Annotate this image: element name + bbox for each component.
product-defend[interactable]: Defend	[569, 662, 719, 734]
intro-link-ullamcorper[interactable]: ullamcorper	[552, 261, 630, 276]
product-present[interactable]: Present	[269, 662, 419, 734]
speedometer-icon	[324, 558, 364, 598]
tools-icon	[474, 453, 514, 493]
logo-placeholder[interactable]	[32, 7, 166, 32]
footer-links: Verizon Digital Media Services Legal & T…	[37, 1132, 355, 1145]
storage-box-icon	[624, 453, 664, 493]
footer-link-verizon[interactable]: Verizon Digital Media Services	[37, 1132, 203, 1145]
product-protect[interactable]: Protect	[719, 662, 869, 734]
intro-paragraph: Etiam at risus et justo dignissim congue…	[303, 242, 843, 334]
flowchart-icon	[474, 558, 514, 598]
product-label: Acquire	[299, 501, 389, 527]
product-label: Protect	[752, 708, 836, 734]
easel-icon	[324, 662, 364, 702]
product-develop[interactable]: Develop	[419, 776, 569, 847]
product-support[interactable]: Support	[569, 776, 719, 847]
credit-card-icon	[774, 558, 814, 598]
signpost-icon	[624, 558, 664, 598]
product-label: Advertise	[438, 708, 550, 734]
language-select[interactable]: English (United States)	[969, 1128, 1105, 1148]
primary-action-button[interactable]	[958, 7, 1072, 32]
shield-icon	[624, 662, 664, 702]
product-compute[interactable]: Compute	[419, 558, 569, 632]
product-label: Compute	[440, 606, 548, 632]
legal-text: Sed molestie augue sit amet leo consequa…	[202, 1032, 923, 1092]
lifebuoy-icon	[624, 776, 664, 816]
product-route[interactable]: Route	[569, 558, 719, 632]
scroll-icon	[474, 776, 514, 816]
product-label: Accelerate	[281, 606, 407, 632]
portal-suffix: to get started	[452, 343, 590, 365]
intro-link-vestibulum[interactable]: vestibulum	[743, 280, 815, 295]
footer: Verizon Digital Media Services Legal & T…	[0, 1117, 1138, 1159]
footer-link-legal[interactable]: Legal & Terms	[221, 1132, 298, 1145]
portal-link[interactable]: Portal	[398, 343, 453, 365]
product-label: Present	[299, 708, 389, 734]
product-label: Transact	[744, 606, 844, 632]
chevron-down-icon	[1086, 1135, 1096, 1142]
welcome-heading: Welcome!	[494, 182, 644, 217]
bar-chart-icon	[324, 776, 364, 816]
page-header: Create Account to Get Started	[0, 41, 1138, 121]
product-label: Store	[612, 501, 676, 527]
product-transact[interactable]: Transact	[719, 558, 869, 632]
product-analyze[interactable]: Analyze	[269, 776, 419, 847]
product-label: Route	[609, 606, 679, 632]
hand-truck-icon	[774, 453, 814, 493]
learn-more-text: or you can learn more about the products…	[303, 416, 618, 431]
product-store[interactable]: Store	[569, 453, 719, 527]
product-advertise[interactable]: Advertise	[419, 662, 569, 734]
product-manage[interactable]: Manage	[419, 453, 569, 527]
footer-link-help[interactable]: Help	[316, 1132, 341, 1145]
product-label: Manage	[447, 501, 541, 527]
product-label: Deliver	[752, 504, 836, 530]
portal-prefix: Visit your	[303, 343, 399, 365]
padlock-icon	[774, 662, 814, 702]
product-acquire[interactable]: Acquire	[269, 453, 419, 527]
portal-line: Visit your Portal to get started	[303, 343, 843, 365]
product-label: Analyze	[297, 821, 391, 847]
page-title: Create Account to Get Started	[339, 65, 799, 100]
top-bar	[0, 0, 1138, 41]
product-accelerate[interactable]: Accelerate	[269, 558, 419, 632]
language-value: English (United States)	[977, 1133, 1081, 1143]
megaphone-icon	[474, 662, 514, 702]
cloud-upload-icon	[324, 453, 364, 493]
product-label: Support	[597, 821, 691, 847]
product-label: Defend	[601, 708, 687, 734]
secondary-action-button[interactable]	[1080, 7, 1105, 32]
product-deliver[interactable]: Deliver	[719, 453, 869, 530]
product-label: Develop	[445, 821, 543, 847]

- **Work instructions**:
Could you copy out every line of the data above verbatim, from the first line to the last, changing nothing?

- **Written response**:
Annotate this image: element name + bbox for each component.
product-defend[interactable]: Defend	[569, 662, 719, 734]
intro-link-ullamcorper[interactable]: ullamcorper	[552, 261, 630, 276]
product-present[interactable]: Present	[269, 662, 419, 734]
speedometer-icon	[324, 558, 364, 598]
tools-icon	[474, 453, 514, 493]
logo-placeholder[interactable]	[32, 7, 166, 32]
footer-links: Verizon Digital Media Services Legal & T…	[37, 1132, 355, 1145]
storage-box-icon	[624, 453, 664, 493]
footer-link-verizon[interactable]: Verizon Digital Media Services	[37, 1132, 203, 1145]
product-protect[interactable]: Protect	[719, 662, 869, 734]
intro-paragraph: Etiam at risus et justo dignissim congue…	[303, 242, 843, 334]
flowchart-icon	[474, 558, 514, 598]
product-label: Acquire	[299, 501, 389, 527]
product-label: Protect	[752, 708, 836, 734]
easel-icon	[324, 662, 364, 702]
product-develop[interactable]: Develop	[419, 776, 569, 847]
product-support[interactable]: Support	[569, 776, 719, 847]
credit-card-icon	[774, 558, 814, 598]
signpost-icon	[624, 558, 664, 598]
product-label: Advertise	[438, 708, 550, 734]
language-select[interactable]: English (United States)	[969, 1128, 1105, 1148]
primary-action-button[interactable]	[958, 7, 1072, 32]
shield-icon	[624, 662, 664, 702]
product-compute[interactable]: Compute	[419, 558, 569, 632]
product-label: Compute	[440, 606, 548, 632]
legal-text: Sed molestie augue sit amet leo consequa…	[202, 1032, 923, 1092]
lifebuoy-icon	[624, 776, 664, 816]
product-route[interactable]: Route	[569, 558, 719, 632]
scroll-icon	[474, 776, 514, 816]
product-label: Accelerate	[281, 606, 407, 632]
portal-suffix: to get started	[452, 343, 590, 365]
intro-link-vestibulum[interactable]: vestibulum	[743, 280, 815, 295]
footer: Verizon Digital Media Services Legal & T…	[0, 1117, 1138, 1159]
footer-link-legal[interactable]: Legal & Terms	[221, 1132, 298, 1145]
portal-link[interactable]: Portal	[398, 343, 453, 365]
product-label: Present	[299, 708, 389, 734]
product-label: Transact	[744, 606, 844, 632]
chevron-down-icon	[1086, 1135, 1096, 1142]
welcome-heading: Welcome!	[494, 182, 644, 217]
bar-chart-icon	[324, 776, 364, 816]
page-header: Create Account to Get Started	[0, 41, 1138, 121]
product-label: Store	[612, 501, 676, 527]
product-transact[interactable]: Transact	[719, 558, 869, 632]
product-analyze[interactable]: Analyze	[269, 776, 419, 847]
product-label: Route	[609, 606, 679, 632]
hand-truck-icon	[774, 453, 814, 493]
learn-more-text: or you can learn more about the products…	[303, 416, 618, 431]
product-store[interactable]: Store	[569, 453, 719, 527]
product-advertise[interactable]: Advertise	[419, 662, 569, 734]
product-manage[interactable]: Manage	[419, 453, 569, 527]
footer-link-help[interactable]: Help	[316, 1132, 341, 1145]
product-label: Manage	[447, 501, 541, 527]
product-label: Deliver	[752, 504, 836, 530]
portal-prefix: Visit your	[303, 343, 399, 365]
padlock-icon	[774, 662, 814, 702]
product-acquire[interactable]: Acquire	[269, 453, 419, 527]
portal-line: Visit your Portal to get started	[303, 343, 843, 365]
product-label: Analyze	[297, 821, 391, 847]
page-title: Create Account to Get Started	[339, 65, 799, 100]
top-bar	[0, 0, 1138, 41]
product-accelerate[interactable]: Accelerate	[269, 558, 419, 632]
language-value: English (United States)	[977, 1133, 1081, 1143]
megaphone-icon	[474, 662, 514, 702]
cloud-upload-icon	[324, 453, 364, 493]
product-label: Support	[597, 821, 691, 847]
product-label: Defend	[601, 708, 687, 734]
secondary-action-button[interactable]	[1080, 7, 1105, 32]
product-deliver[interactable]: Deliver	[719, 453, 869, 530]
product-label: Develop	[445, 821, 543, 847]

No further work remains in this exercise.